WHAT THE TASK REQUIRES:
Repeat every record below exactly, leaving out the pictures.

-- START RECORDS SHOWN --

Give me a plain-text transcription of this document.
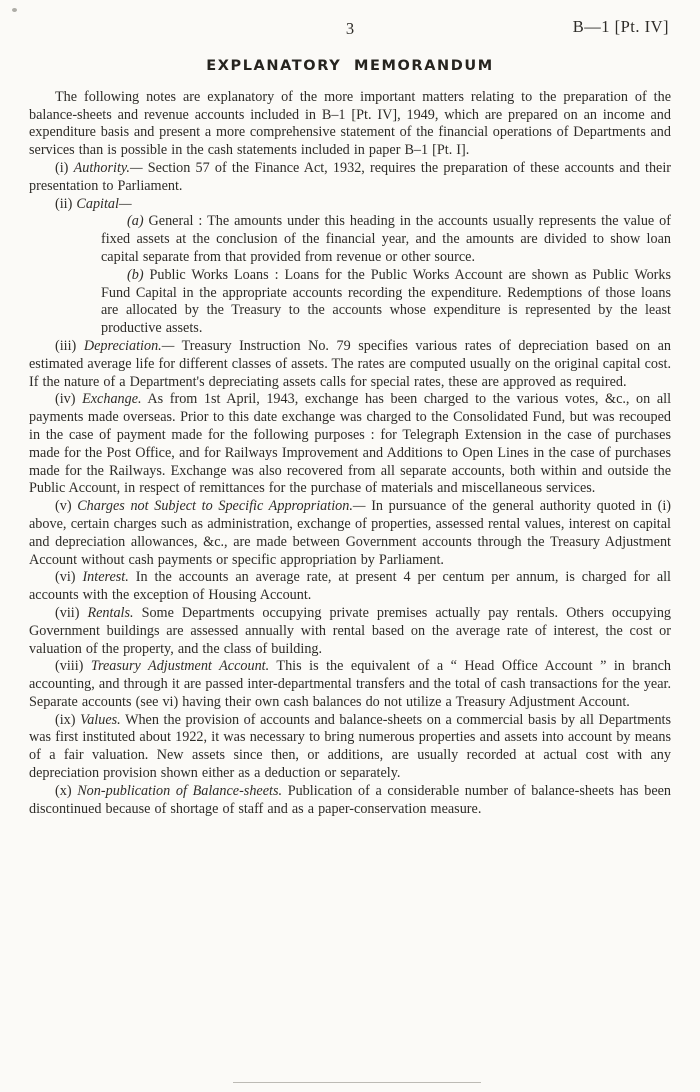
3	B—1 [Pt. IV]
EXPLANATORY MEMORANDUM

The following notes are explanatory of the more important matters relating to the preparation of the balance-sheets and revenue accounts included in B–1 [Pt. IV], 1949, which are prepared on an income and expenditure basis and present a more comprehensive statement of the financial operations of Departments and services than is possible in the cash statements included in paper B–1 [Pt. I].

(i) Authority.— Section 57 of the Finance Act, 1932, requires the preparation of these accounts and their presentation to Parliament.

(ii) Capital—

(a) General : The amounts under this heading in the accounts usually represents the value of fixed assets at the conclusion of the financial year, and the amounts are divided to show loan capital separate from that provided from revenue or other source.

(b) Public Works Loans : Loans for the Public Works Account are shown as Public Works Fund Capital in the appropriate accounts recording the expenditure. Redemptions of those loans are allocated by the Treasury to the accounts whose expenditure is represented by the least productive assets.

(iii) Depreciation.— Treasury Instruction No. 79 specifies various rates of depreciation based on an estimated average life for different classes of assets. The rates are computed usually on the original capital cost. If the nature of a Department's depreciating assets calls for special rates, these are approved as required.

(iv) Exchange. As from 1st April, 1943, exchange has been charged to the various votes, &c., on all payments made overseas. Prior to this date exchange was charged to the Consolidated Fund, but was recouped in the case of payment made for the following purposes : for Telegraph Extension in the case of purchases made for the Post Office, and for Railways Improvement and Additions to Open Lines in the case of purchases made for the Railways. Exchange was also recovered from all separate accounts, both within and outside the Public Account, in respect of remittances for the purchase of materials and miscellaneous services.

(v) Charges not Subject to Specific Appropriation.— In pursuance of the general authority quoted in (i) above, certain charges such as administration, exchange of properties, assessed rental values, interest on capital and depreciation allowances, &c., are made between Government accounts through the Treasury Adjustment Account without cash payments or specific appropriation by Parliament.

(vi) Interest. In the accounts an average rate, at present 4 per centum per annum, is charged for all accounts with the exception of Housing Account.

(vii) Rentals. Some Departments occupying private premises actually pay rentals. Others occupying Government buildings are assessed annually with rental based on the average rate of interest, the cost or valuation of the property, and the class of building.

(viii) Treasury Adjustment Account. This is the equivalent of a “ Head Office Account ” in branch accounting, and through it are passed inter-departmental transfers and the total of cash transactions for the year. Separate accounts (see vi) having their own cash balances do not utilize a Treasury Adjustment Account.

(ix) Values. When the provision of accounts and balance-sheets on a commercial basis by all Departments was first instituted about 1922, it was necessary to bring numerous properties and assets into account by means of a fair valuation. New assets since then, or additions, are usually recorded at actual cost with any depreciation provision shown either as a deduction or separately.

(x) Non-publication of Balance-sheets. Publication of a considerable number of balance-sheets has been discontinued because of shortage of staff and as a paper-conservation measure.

-- END RECORDS SHOWN --

TASK SOLUTION:
Give me a plain-text transcription of this document.
3	B—1 [Pt. IV]
EXPLANATORY MEMORANDUM

The following notes are explanatory of the more important matters relating to the preparation of the balance-sheets and revenue accounts included in B–1 [Pt. IV], 1949, which are prepared on an income and expenditure basis and present a more comprehensive statement of the financial operations of Departments and services than is possible in the cash statements included in paper B–1 [Pt. I].

(i) Authority.— Section 57 of the Finance Act, 1932, requires the preparation of these accounts and their presentation to Parliament.

(ii) Capital—

(a) General : The amounts under this heading in the accounts usually represents the value of fixed assets at the conclusion of the financial year, and the amounts are divided to show loan capital separate from that provided from revenue or other source.

(b) Public Works Loans : Loans for the Public Works Account are shown as Public Works Fund Capital in the appropriate accounts recording the expenditure. Redemptions of those loans are allocated by the Treasury to the accounts whose expenditure is represented by the least productive assets.

(iii) Depreciation.— Treasury Instruction No. 79 specifies various rates of depreciation based on an estimated average life for different classes of assets. The rates are computed usually on the original capital cost. If the nature of a Department's depreciating assets calls for special rates, these are approved as required.

(iv) Exchange. As from 1st April, 1943, exchange has been charged to the various votes, &c., on all payments made overseas. Prior to this date exchange was charged to the Consolidated Fund, but was recouped in the case of payment made for the following purposes : for Telegraph Extension in the case of purchases made for the Post Office, and for Railways Improvement and Additions to Open Lines in the case of purchases made for the Railways. Exchange was also recovered from all separate accounts, both within and outside the Public Account, in respect of remittances for the purchase of materials and miscellaneous services.

(v) Charges not Subject to Specific Appropriation.— In pursuance of the general authority quoted in (i) above, certain charges such as administration, exchange of properties, assessed rental values, interest on capital and depreciation allowances, &c., are made between Government accounts through the Treasury Adjustment Account without cash payments or specific appropriation by Parliament.

(vi) Interest. In the accounts an average rate, at present 4 per centum per annum, is charged for all accounts with the exception of Housing Account.

(vii) Rentals. Some Departments occupying private premises actually pay rentals. Others occupying Government buildings are assessed annually with rental based on the average rate of interest, the cost or valuation of the property, and the class of building.

(viii) Treasury Adjustment Account. This is the equivalent of a “ Head Office Account ” in branch accounting, and through it are passed inter-departmental transfers and the total of cash transactions for the year. Separate accounts (see vi) having their own cash balances do not utilize a Treasury Adjustment Account.

(ix) Values. When the provision of accounts and balance-sheets on a commercial basis by all Departments was first instituted about 1922, it was necessary to bring numerous properties and assets into account by means of a fair valuation. New assets since then, or additions, are usually recorded at actual cost with any depreciation provision shown either as a deduction or separately.

(x) Non-publication of Balance-sheets. Publication of a considerable number of balance-sheets has been discontinued because of shortage of staff and as a paper-conservation measure.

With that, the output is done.